» Directive: Go through the records and copy each line where the word "data" occurs.

========================

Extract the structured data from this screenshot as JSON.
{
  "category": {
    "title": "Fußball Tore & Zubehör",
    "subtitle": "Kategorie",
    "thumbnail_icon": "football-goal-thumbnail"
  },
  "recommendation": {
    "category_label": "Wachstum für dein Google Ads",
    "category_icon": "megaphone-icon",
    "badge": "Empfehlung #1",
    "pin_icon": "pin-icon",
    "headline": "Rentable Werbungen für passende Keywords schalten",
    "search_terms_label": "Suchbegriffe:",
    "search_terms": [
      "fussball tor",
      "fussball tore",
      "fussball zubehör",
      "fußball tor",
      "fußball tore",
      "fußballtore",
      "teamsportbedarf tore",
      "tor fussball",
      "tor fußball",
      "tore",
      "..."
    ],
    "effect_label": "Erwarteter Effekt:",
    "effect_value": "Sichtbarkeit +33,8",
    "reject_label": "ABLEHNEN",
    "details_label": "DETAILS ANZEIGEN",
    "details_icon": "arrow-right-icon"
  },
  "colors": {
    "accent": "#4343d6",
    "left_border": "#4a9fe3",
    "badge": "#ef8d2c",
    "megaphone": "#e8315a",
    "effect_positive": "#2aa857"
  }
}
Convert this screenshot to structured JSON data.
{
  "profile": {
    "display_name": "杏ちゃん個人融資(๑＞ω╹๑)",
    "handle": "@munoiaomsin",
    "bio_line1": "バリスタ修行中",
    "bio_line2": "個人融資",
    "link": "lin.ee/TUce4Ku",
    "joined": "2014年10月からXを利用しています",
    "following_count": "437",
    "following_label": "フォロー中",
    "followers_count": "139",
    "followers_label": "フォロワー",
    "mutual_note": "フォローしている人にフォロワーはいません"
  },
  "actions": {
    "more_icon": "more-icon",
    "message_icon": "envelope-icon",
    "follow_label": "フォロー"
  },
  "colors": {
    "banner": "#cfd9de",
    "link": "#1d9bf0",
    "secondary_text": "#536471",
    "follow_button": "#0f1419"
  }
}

========================

» The result:
Extract the structured data from this screenshot as JSON.
Convert this screenshot to structured JSON data.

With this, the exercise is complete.